### To do
For each line below that contains the string "into", copy that line.

### Records
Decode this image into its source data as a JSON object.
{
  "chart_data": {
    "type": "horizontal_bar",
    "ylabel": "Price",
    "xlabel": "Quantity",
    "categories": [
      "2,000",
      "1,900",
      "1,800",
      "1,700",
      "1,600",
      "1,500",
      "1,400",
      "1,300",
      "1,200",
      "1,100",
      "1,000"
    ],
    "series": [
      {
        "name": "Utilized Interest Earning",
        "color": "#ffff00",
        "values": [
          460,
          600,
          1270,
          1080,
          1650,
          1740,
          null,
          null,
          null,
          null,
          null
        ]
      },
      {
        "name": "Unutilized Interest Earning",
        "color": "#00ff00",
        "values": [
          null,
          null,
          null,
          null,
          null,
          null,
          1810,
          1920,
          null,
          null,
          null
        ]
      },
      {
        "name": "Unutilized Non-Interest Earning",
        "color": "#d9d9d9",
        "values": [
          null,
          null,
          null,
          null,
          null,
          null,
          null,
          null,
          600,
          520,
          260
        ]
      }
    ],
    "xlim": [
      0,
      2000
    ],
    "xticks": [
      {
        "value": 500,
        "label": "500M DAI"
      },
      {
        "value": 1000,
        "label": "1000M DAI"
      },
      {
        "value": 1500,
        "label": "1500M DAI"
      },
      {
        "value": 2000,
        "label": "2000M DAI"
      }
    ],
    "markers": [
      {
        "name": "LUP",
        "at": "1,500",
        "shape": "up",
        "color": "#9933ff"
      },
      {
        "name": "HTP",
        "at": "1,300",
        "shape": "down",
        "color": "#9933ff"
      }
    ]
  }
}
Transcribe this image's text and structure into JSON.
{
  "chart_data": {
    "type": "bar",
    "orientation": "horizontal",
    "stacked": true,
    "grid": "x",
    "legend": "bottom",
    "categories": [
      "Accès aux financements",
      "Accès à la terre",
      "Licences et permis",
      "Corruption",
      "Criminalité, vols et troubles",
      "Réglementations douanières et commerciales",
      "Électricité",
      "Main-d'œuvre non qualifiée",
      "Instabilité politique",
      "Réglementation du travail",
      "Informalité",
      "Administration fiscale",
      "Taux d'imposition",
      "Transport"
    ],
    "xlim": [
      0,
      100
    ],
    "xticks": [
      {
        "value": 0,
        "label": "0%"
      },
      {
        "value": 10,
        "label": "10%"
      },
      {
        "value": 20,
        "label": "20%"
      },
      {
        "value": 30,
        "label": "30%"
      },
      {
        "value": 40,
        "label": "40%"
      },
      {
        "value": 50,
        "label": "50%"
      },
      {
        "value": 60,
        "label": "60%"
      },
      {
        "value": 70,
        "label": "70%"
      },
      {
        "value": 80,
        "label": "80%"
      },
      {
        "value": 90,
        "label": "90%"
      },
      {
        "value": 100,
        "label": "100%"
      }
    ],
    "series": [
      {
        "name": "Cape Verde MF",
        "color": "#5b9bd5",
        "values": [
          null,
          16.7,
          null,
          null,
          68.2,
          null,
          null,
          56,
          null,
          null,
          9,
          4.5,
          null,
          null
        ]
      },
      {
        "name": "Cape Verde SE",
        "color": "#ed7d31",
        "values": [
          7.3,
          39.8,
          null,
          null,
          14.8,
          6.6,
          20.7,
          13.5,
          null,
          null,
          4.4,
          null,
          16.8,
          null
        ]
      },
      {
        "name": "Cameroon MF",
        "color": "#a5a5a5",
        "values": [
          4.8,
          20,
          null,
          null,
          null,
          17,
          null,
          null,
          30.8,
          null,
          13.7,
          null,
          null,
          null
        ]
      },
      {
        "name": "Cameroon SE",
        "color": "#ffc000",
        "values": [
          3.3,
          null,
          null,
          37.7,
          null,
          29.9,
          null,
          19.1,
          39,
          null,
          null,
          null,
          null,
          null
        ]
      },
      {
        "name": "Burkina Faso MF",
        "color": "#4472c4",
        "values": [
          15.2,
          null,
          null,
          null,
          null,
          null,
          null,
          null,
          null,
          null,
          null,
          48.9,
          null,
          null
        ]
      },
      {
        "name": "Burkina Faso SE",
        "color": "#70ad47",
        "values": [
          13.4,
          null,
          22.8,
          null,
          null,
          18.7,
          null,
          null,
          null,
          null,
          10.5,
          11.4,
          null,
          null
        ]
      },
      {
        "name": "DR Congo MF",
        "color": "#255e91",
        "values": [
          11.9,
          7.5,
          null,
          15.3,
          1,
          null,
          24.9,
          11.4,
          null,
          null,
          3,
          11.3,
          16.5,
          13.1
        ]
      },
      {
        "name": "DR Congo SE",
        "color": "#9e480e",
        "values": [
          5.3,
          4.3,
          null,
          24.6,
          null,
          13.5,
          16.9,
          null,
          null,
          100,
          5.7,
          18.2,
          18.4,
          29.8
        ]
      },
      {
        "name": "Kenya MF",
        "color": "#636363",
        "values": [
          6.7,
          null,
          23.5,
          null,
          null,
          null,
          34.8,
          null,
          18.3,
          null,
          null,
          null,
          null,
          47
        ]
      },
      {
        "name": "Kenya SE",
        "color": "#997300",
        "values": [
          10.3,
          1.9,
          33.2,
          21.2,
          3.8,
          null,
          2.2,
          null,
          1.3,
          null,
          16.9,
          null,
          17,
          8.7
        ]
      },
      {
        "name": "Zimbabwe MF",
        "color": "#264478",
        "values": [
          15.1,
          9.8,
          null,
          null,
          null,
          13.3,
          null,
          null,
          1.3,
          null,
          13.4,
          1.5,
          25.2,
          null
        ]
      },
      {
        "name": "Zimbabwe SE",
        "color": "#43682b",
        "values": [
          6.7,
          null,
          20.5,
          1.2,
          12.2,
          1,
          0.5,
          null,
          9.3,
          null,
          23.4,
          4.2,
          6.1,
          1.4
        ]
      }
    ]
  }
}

### Answer in full
Decode this image into its source data as a JSON object.
Transcribe this image's text and structure into JSON.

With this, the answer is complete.